• **WHAT THIS TASK INVOLVES**
Scan the lines below for the word "Guttenstein". Copy each line you find it in.

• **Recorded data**
- - - - - - -

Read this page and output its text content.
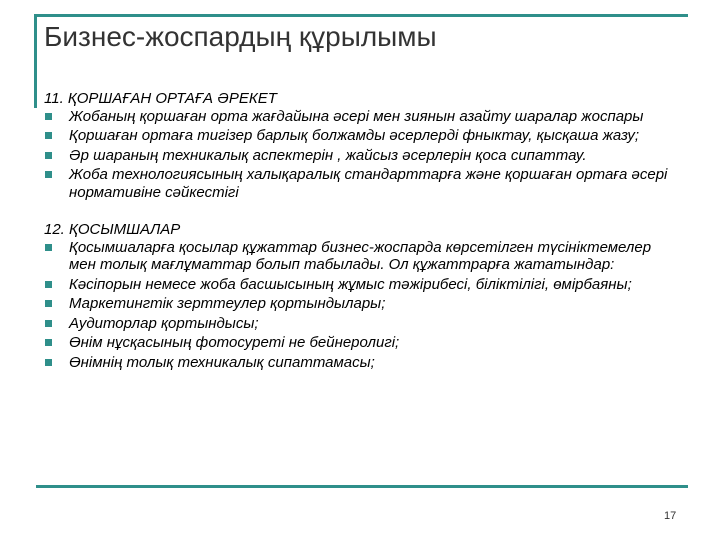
Бизнес-жоспардың құрылымы

11. ҚОРШАҒАН ОРТАҒА ӘРЕКЕТ

Жобаның қоршаған орта жағдайына әсері мен зиянын азайту шаралар жоспары
Қоршаған ортаға тигізер барлық болжамды әсерлерді фныктау, қысқаша жазу;
Әр шараның техникалық аспектерін , жайсыз әсерлерін қоса сипаттау.
Жоба технологиясының халықаралық стандарттарға және қоршаған ортаға әсері нормативіне сәйкестігі

12. ҚОСЫМШАЛАР

Қосымшаларға қосылар құжаттар бизнес-жоспарда көрсетілген түсініктемелер мен толық мағлұматтар болып табылады. Ол құжаттрарға жататындар:
Кәсіпорын немесе жоба басшысының жұмыс тәжірибесі, біліктілігі, өмірбаяны;
Маркетингтік зерттеулер қортындылары;
Аудиторлар қортындысы;
Өнім нұсқасының фотосуреті не бейнеролигі;
Өнімнің толық техникалық сипаттамасы;
17
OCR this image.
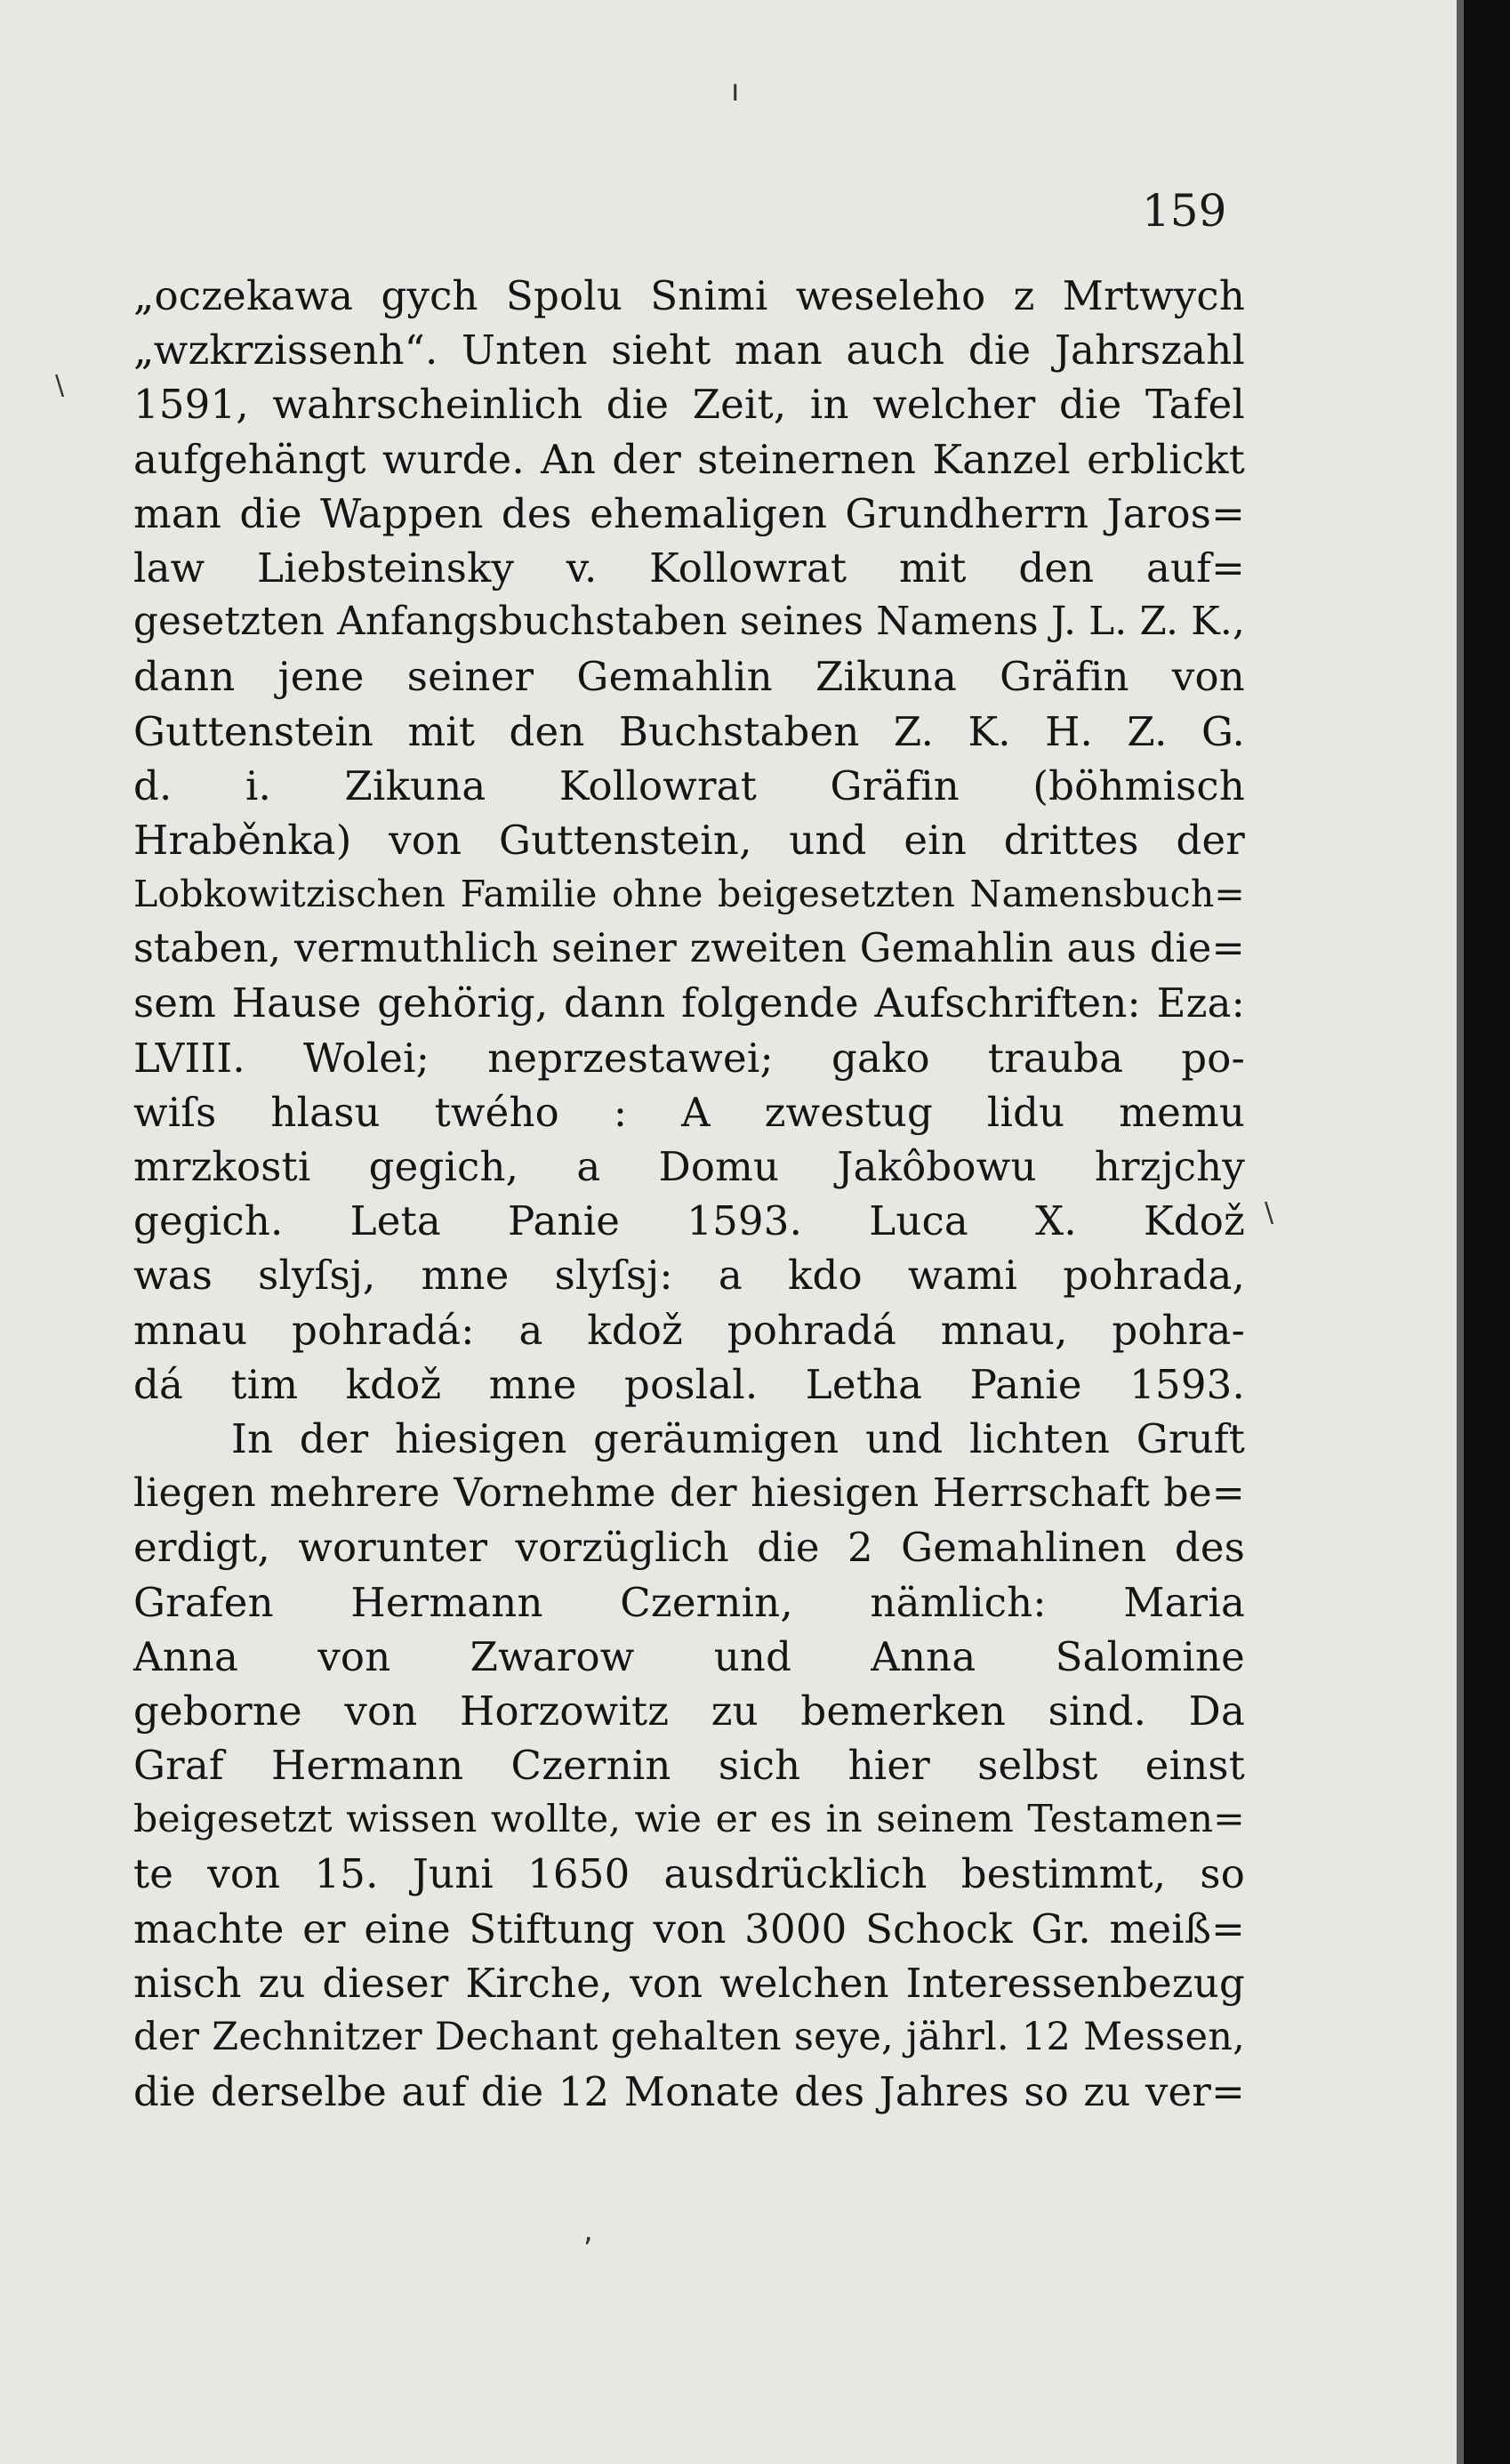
159
ı
\
\
,
„oczekawa gych Spolu Snimi weseleho z Mrtwych
„wzkrzissenh“. Unten sieht man auch die Jahrszahl
1591, wahrscheinlich die Zeit, in welcher die Tafel
aufgehängt wurde. An der steinernen Kanzel erblickt
man die Wappen des ehemaligen Grundherrn Jaros=
law Liebsteinsky v. Kollowrat mit den auf=
gesetzten Anfangsbuchstaben seines Namens J. L. Z. K.,
dann jene seiner Gemahlin Zikuna Gräfin von
Guttenstein mit den Buchstaben Z. K. H. Z. G.
d. i. Zikuna Kollowrat Gräfin (böhmisch
Hraběnka) von Guttenstein, und ein drittes der
Lobkowitzischen Familie ohne beigesetzten Namensbuch=
staben, vermuthlich seiner zweiten Gemahlin aus die=
sem Hause gehörig, dann folgende Aufschriften: Eza:
LVIII. Wolei; neprzestawei; gako trauba po-
wiſs hlasu twého : A zwestug lidu memu
mrzkosti gegich, a Domu Jakôbowu hrzjchy
gegich. Leta Panie 1593. Luca X. Kdož
was slyſsj, mne slyſsj: a kdo wami pohrada,
mnau pohradá: a kdož pohradá mnau, pohra-
dá tim kdož mne poslal. Letha Panie 1593.
In der hiesigen geräumigen und lichten Gruft
liegen mehrere Vornehme der hiesigen Herrschaft be=
erdigt, worunter vorzüglich die 2 Gemahlinen des
Grafen Hermann Czernin, nämlich: Maria
Anna von Zwarow und Anna Salomine
geborne von Horzowitz zu bemerken sind. Da
Graf Hermann Czernin sich hier selbst einst
beigesetzt wissen wollte, wie er es in seinem Testamen=
te von 15. Juni 1650 ausdrücklich bestimmt, so
machte er eine Stiftung von 3000 Schock Gr. meiß=
nisch zu dieser Kirche, von welchen Interessenbezug
der Zechnitzer Dechant gehalten seye, jährl. 12 Messen,
die derselbe auf die 12 Monate des Jahres so zu ver=
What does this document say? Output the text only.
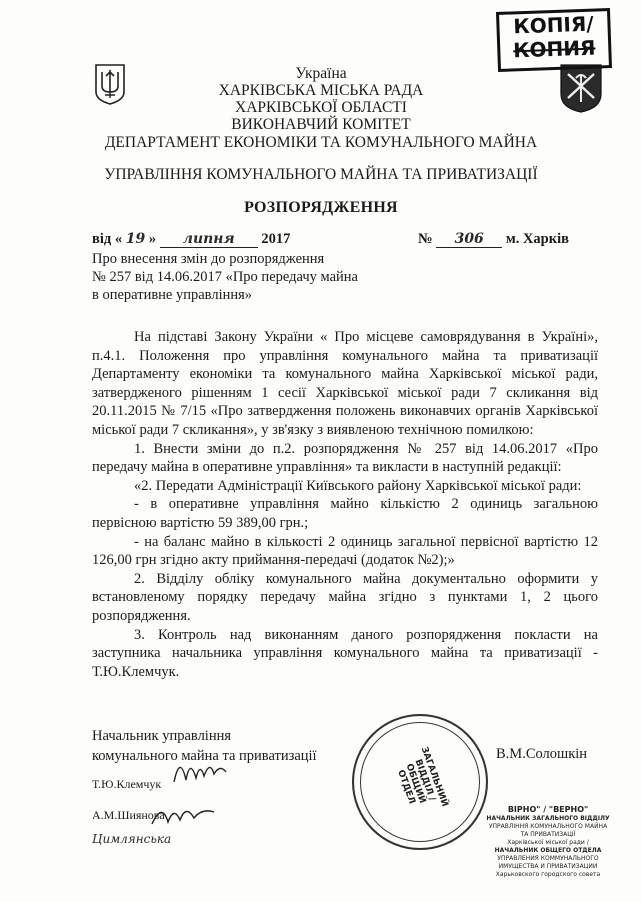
КОПІЯ/
КОПИЯ
Україна
ХАРКІВСЬКА МІСЬКА РАДА
ХАРКІВСЬКОЇ ОБЛАСТІ
ВИКОНАВЧИЙ КОМІТЕТ
ДЕПАРТАМЕНТ ЕКОНОМІКИ ТА КОМУНАЛЬНОГО МАЙНА
УПРАВЛІННЯ КОМУНАЛЬНОГО МАЙНА ТА ПРИВАТИЗАЦІЇ
РОЗПОРЯДЖЕННЯ
від « 19 » липня 2017	№ 306 м. Харків
Про внесення змін до розпорядження
№ 257 від 14.06.2017 «Про передачу майна
в оперативне управління»
На підставі Закону України « Про місцеве самоврядування в Україні», п.4.1. Положення про управління комунального майна та приватизації Департаменту економіки та комунального майна Харківської міської ради, затвердженого рішенням 1 сесії Харківської міської ради 7 скликання від 20.11.2015 № 7/15 «Про затвердження положень виконавчих органів Харківської міської ради 7 скликання», у зв'язку з виявленою технічною помилкою:
1. Внести зміни до п.2. розпорядження № 257 від 14.06.2017 «Про передачу майна в оперативне управління» та викласти в наступній редакції:
«2. Передати Адміністрації Київського району Харківської міської ради:
- в оперативне управління майно кількістю 2 одиниць загальною первісною вартістю 59 389,00 грн.;
- на баланс майно в кількості 2 одиниць загальної первісної вартістю 12 126,00 грн згідно акту приймання-передачі (додаток №2);»
2. Відділу обліку комунального майна документально оформити у встановленому порядку передачу майна згідно з пунктами 1, 2 цього розпорядження.
3. Контроль над виконанням даного розпорядження покласти на заступника начальника управління комунального майна та приватизації - Т.Ю.Клемчук.
Начальник управління
комунального майна та приватизації	В.М.Солошкін
Т.Ю.Клемчук
А.М.Шиянова
Цимлянська
ЗАГАЛЬНИЙ ВІДДІЛ / ОБЩИЙ ОТДЕЛ
ВІРНО" / "ВЕРНО"
НАЧАЛЬНИК ЗАГАЛЬНОГО ВІДДІЛУ
УПРАВЛІННЯ КОМУНАЛЬНОГО МАЙНА ТА ПРИВАТИЗАЦІЇ
Харківської міської ради /
НАЧАЛЬНИК ОБЩЕГО ОТДЕЛА
УПРАВЛЕНИЯ КОММУНАЛЬНОГО ИМУЩЕСТВА И ПРИВАТИЗАЦИИ
Харьковского городского совета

- - - - - - -

• **SOLUTION BELOW**
Guttenstein mit den Buchstaben Z. K. H. Z. G.
Hraběnka) von Guttenstein, und ein drittes der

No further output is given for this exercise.